▸ **Task statement**: Identify the lines that include the word "включительно", then copy all of them.

--- Start of Input rows ---

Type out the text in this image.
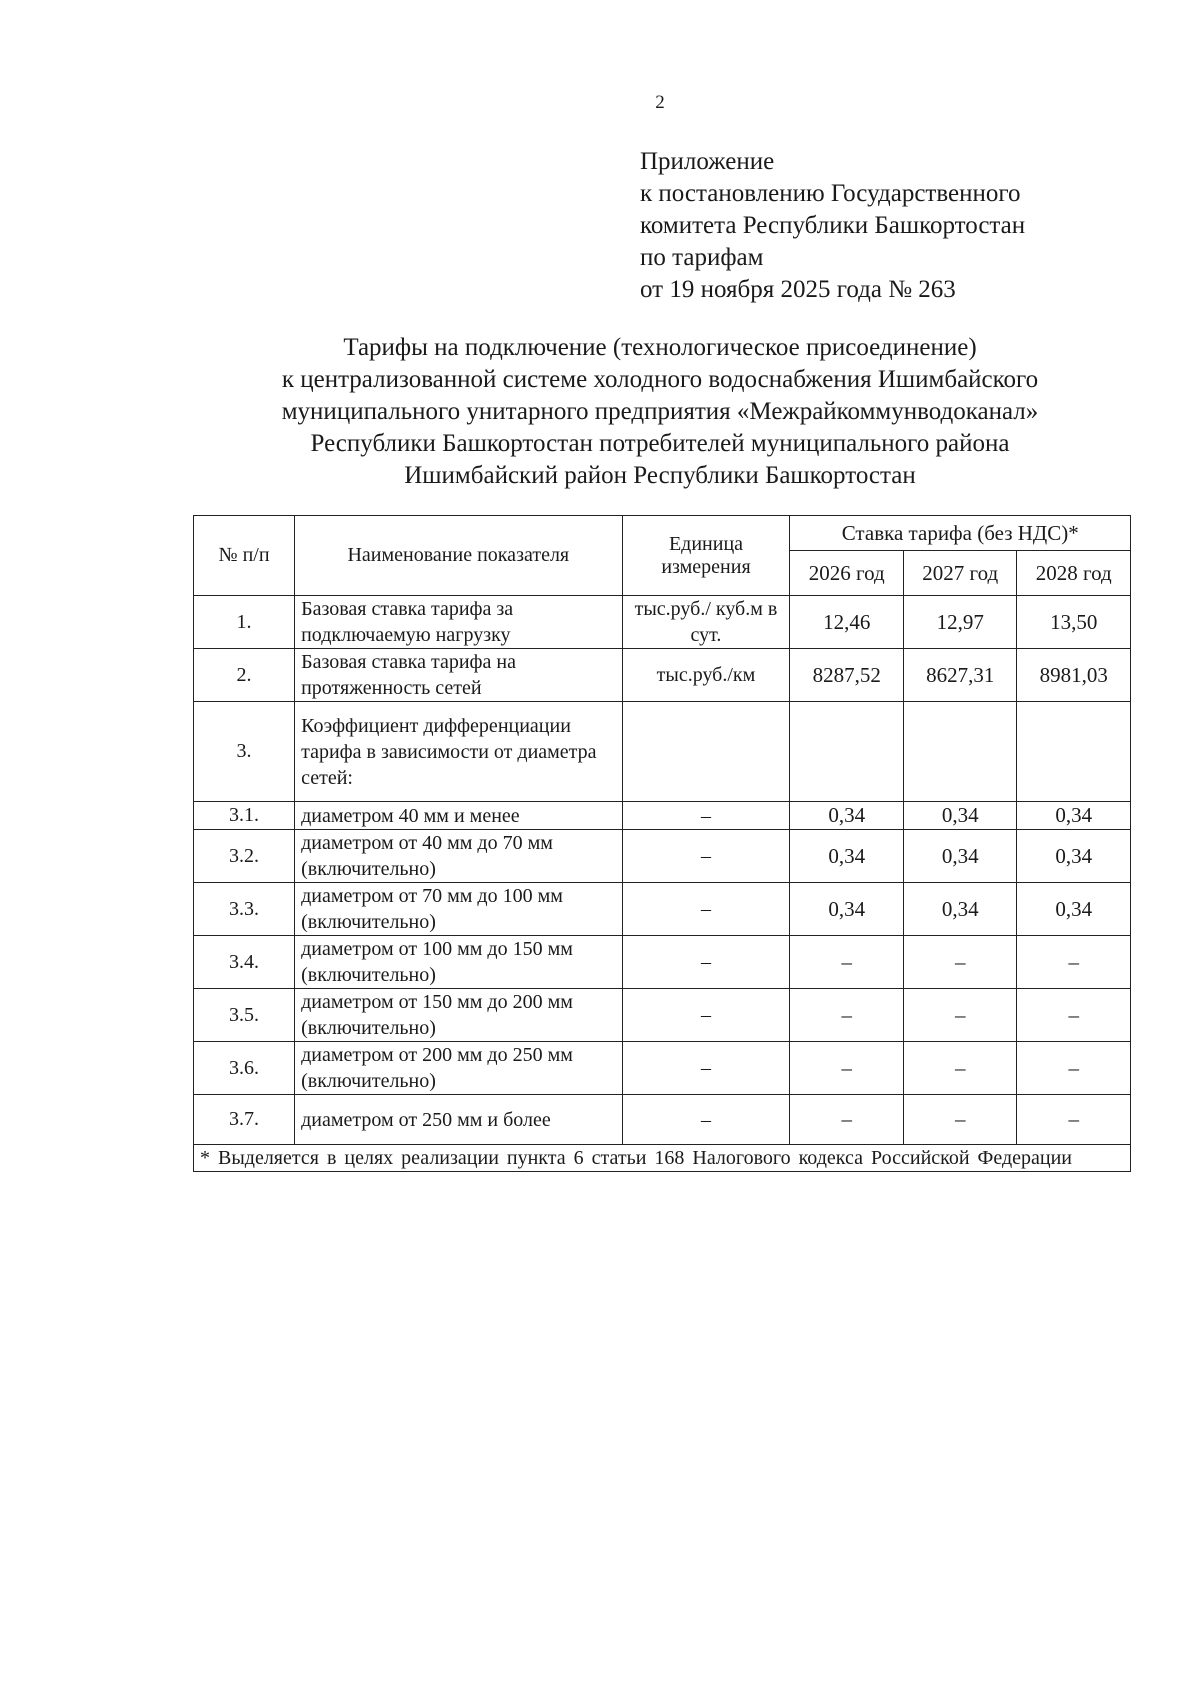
2
Приложение
к постановлению Государственного
комитета Республики Башкортостан
по тарифам
от 19 ноября 2025 года № 263
Тарифы на подключение (технологическое присоединение)
к централизованной системе холодного водоснабжения Ишимбайского
муниципального унитарного предприятия «Межрайкоммунводоканал»
Республики Башкортостан потребителей муниципального района
Ишимбайский район Республики Башкортостан
№ п/п	Наименование показателя	Единица измерения	Ставка тарифа (без НДС)*		
			2026 год	2027 год	2028 год
1.	Базовая ставка тарифа за подключаемую нагрузку	тыс.руб./ куб.м в сут.	12,46	12,97	13,50
2.	Базовая ставка тарифа на протяженность сетей	тыс.руб./км	8287,52	8627,31	8981,03
3.	Коэффициент дифференциации тарифа в зависимости от диаметра сетей:				
3.1.	диаметром 40 мм и менее	–	0,34	0,34	0,34
3.2.	диаметром от 40 мм до 70 мм (включительно)	–	0,34	0,34	0,34
3.3.	диаметром от 70 мм до 100 мм (включительно)	–	0,34	0,34	0,34
3.4.	диаметром от 100 мм до 150 мм (включительно)	–	–	–	–
3.5.	диаметром от 150 мм до 200 мм (включительно)	–	–	–	–
3.6.	диаметром от 200 мм до 250 мм (включительно)	–	–	–	–
3.7.	диаметром от 250 мм и более	–	–	–	–
* Выделяется в целях реализации пункта 6 статьи 168 Налогового кодекса Российской Федерации					
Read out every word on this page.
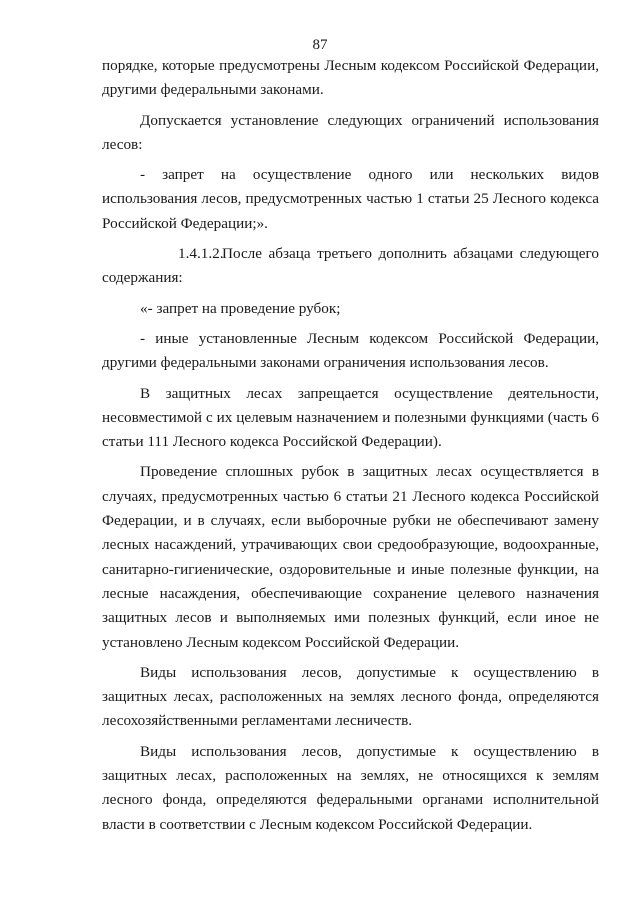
87

порядке, которые предусмотрены Лесным кодексом Российской Федерации, другими федеральными законами.

Допускается установление следующих ограничений использования лесов:

- запрет на осуществление одного или нескольких видов использования лесов, предусмотренных частью 1 статьи 25 Лесного кодекса Российской Федерации;».

1.4.1.2.После абзаца третьего дополнить абзацами следующего содержания:

«- запрет на проведение рубок;

- иные установленные Лесным кодексом Российской Федерации, другими федеральными законами ограничения использования лесов.

В защитных лесах запрещается осуществление деятельности, несовместимой с их целевым назначением и полезными функциями (часть 6 статьи 111 Лесного кодекса Российской Федерации).

Проведение сплошных рубок в защитных лесах осуществляется в случаях, предусмотренных частью 6 статьи 21 Лесного кодекса Российской Федерации, и в случаях, если выборочные рубки не обеспечивают замену лесных насаждений, утрачивающих свои средообразующие, водоохранные, санитарно-гигиенические, оздоровительные и иные полезные функции, на лесные насаждения, обеспечивающие сохранение целевого назначения защитных лесов и выполняемых ими полезных функций, если иное не установлено Лесным кодексом Российской Федерации.

Виды использования лесов, допустимые к осуществлению в защитных лесах, расположенных на землях лесного фонда, определяются лесохозяйственными регламентами лесничеств.

Виды использования лесов, допустимые к осуществлению в защитных лесах, расположенных на землях, не относящихся к землям лесного фонда, определяются федеральными органами исполнительной власти в соответствии с Лесным кодексом Российской Федерации.
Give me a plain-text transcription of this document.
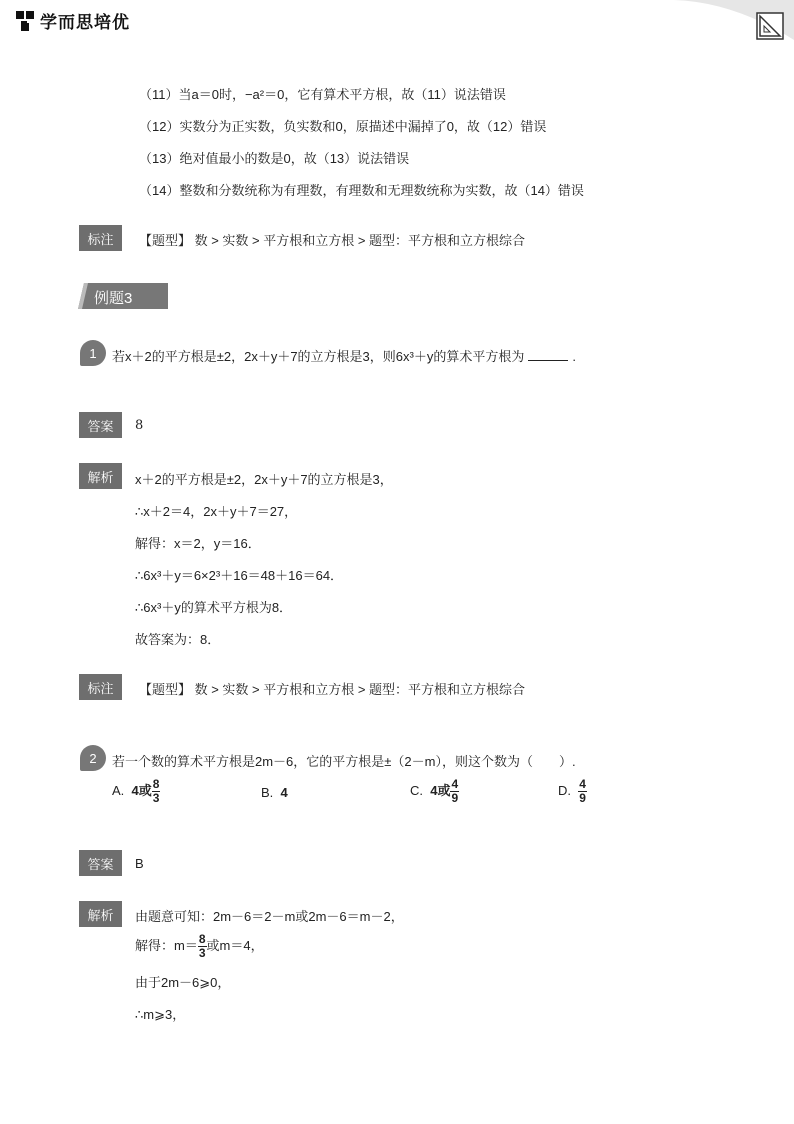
学而思培优
（11）当a＝0时，−a²＝0，它有算术平方根，故（11）说法错误
（12）实数分为正实数，负实数和0，原描述中漏掉了0，故（12）错误
（13）绝对值最小的数是0，故（13）说法错误
（14）整数和分数统称为有理数，有理数和无理数统称为实数，故（14）错误
标注	【题型】 数 > 实数 > 平方根和立方根 > 题型：平方根和立方根综合
例题3
1	若x＋2的平方根是±2，2x＋y＋7的立方根是3，则6x³＋y的算术平方根为	.
答案	8
解析	x＋2的平方根是±2，2x＋y＋7的立方根是3，
∴x＋2＝4，2x＋y＋7＝27，
解得：x＝2，y＝16．
∴6x³＋y＝6×2³＋16＝48＋16＝64．
∴6x³＋y的算术平方根为8．
故答案为：8．
标注	【题型】 数 > 实数 > 平方根和立方根 > 题型：平方根和立方根综合
2	若一个数的算术平方根是2m－6，它的平方根是±（2－m），则这个数为（　　）.
A. 4或 $\frac{8}{3}$	B. 4	C. 4或 $\frac{4}{9}$	D. $\frac{4}{9}$
答案	B
解析	由题意可知：2m－6＝2－m或2m－6＝m－2，
解得：$m= \frac{8}{3}$ 或m＝4，
由于2m－6⩾0，
∴m⩾3，
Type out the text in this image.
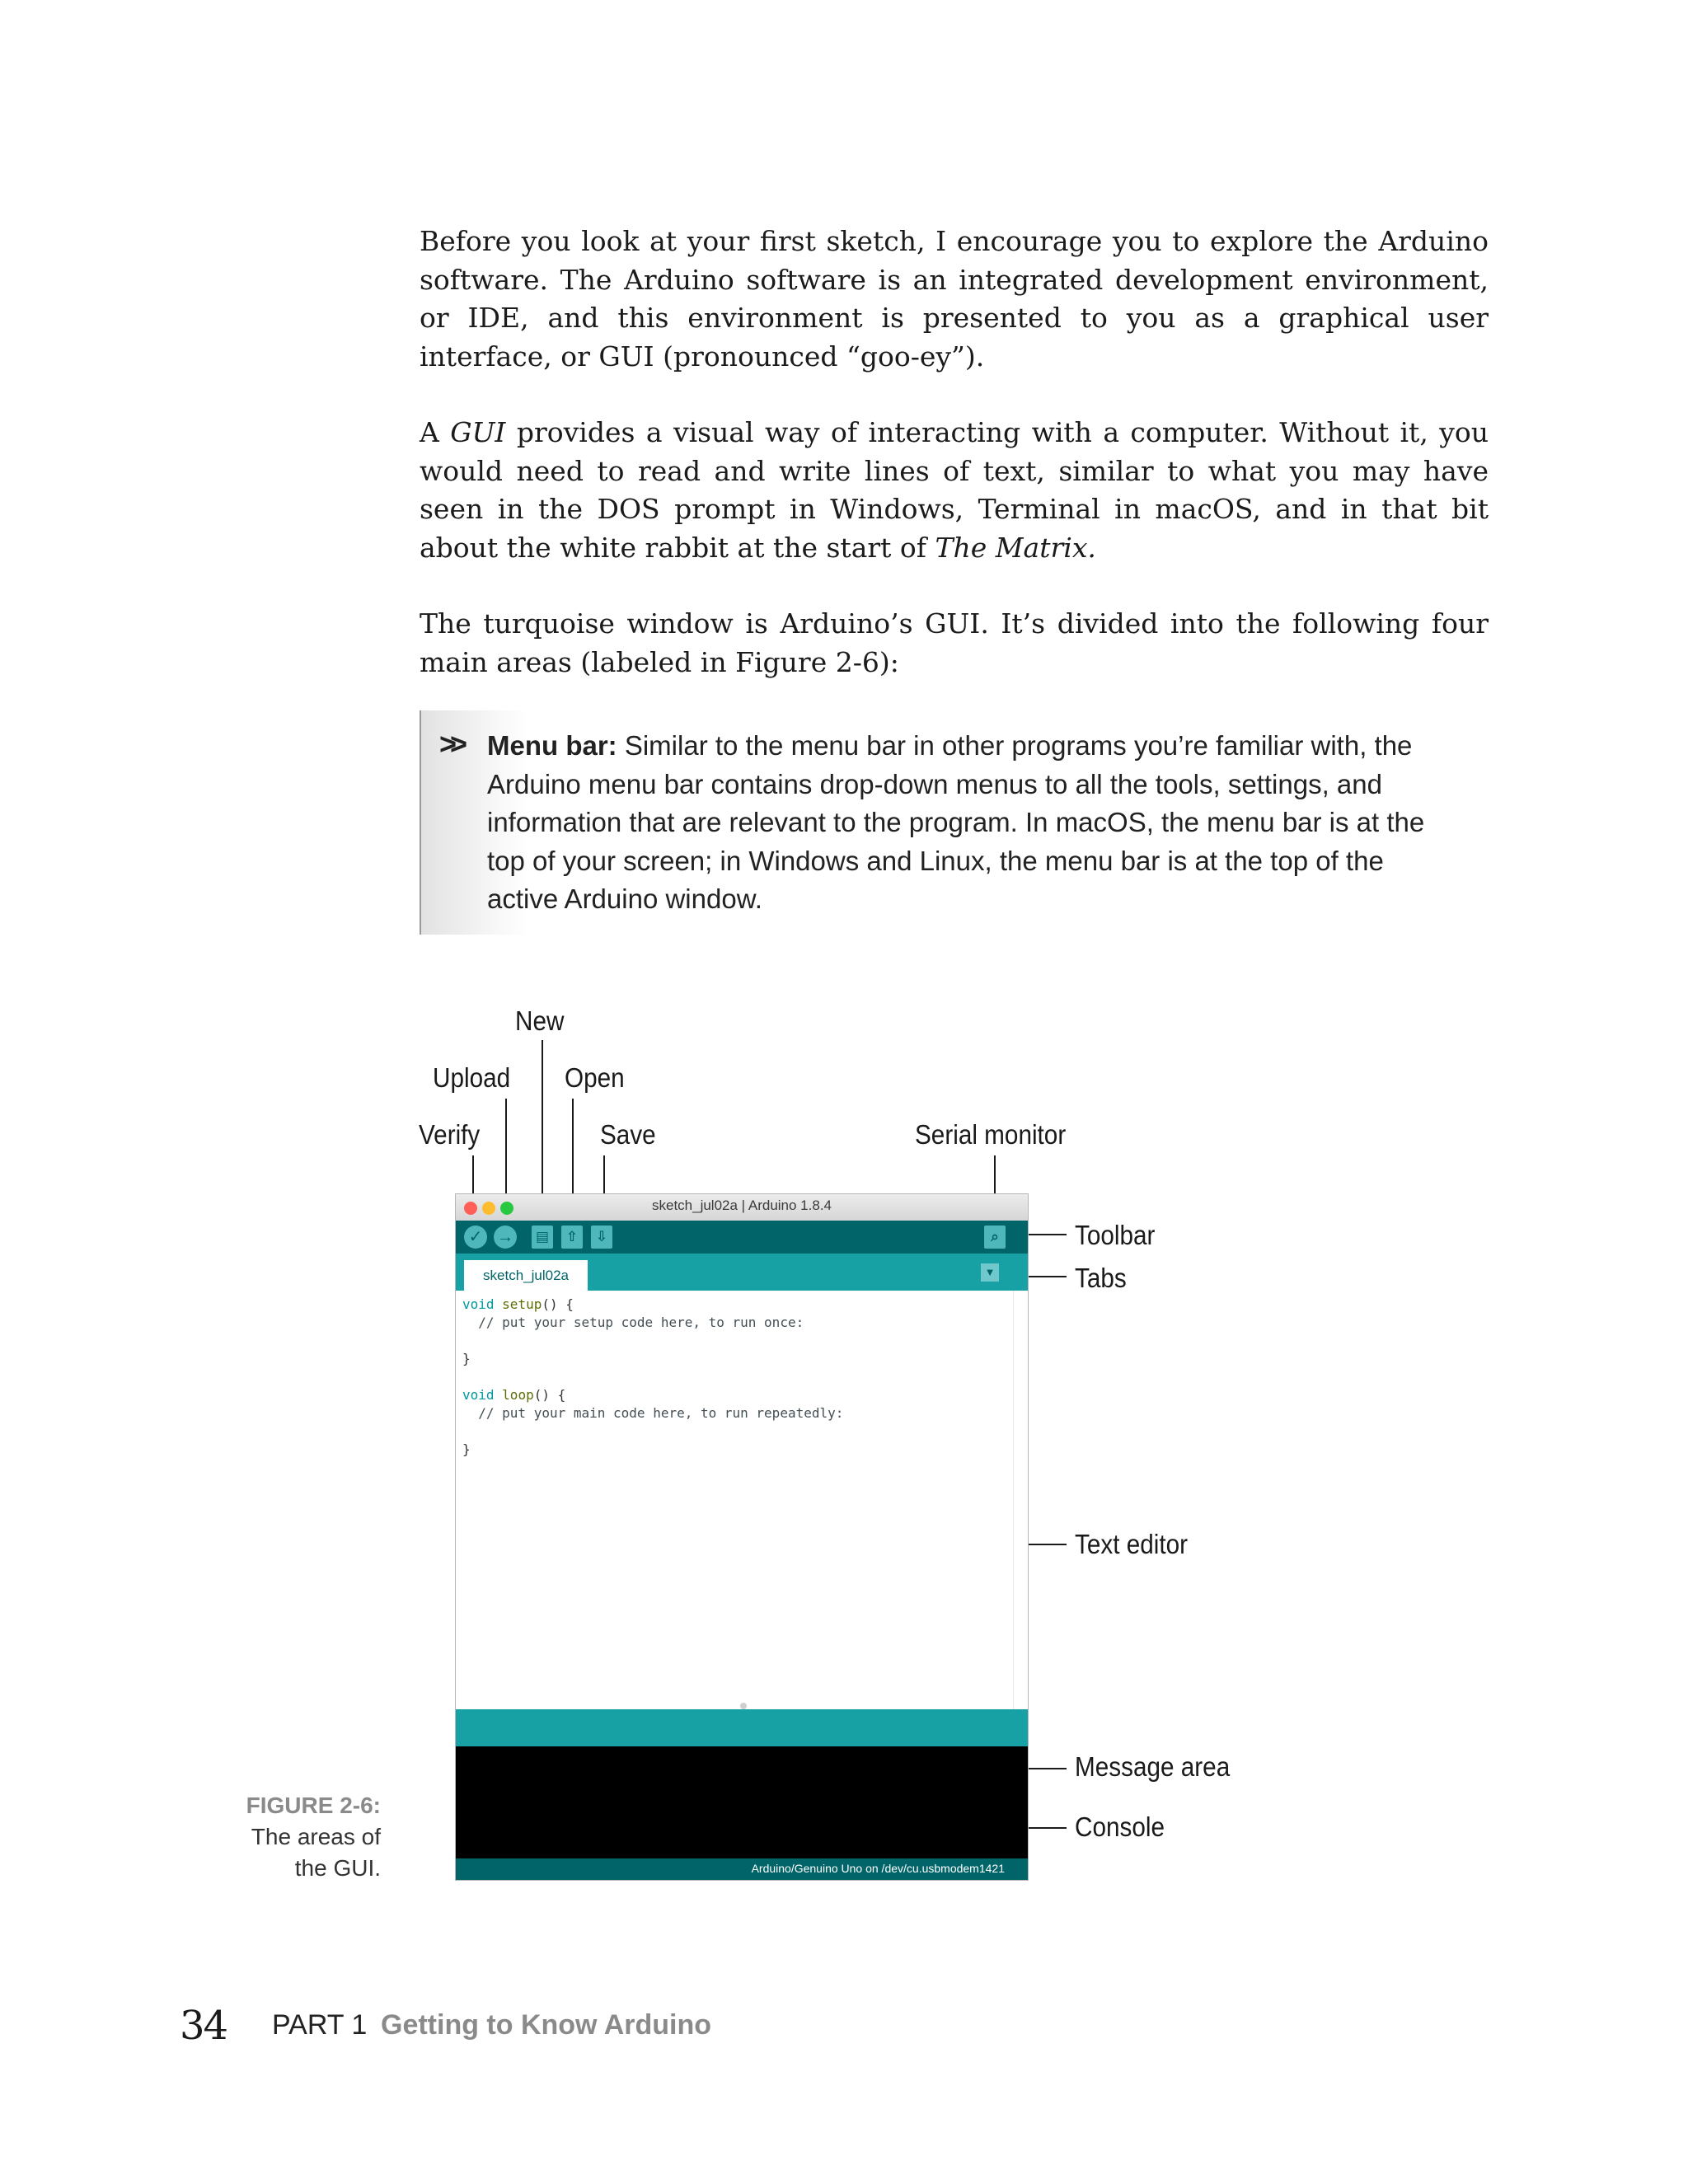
Before you look at your first sketch, I encourage you to explore the Arduino software. The Arduino software is an integrated development environment, or IDE, and this environment is presented to you as a graphical user interface, or GUI (pronounced “goo-ey”).

A GUI provides a visual way of interacting with a computer. Without it, you would need to read and write lines of text, similar to what you may have seen in the DOS prompt in Windows, Terminal in macOS, and in that bit about the white rabbit at the start of The Matrix.

The turquoise window is Arduino’s GUI. It’s divided into the following four main areas (labeled in Figure 2-6):

>> Menu bar: Similar to the menu bar in other programs you’re familiar with, the Arduino menu bar contains drop-down menus to all the tools, settings, and information that are relevant to the program. In macOS, the menu bar is at the top of your screen; in Windows and Linux, the menu bar is at the top of the active Arduino window.
New
Upload Open
Verify	Save	Serial monitor
Toolbar
Tabs
Text editor
Message area
Console
sketch_jul02a | Arduino 1.8.4
✓ → ▤	⇧	⇩	⌕
sketch_jul02a	▼
void setup() {
// put your setup code here, to run once:

}

void loop() {
// put your main code here, to run repeatedly:

}
Arduino/Genuino Uno on /dev/cu.usbmodem1421
FIGURE 2-6:
The areas of the GUI.
34 PART 1 Getting to Know Arduino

--- End of Input rows ---

▸ **The response**:
3.2.	диаметром от 40 мм до 70 мм (включительно)	–	0,34	0,34	0,34
3.3.	диаметром от 70 мм до 100 мм (включительно)	–	0,34	0,34	0,34
3.4.	диаметром от 100 мм до 150 мм (включительно)	–	–	–	–
3.5.	диаметром от 150 мм до 200 мм (включительно)	–	–	–	–
3.6.	диаметром от 200 мм до 250 мм (включительно)	–	–	–	–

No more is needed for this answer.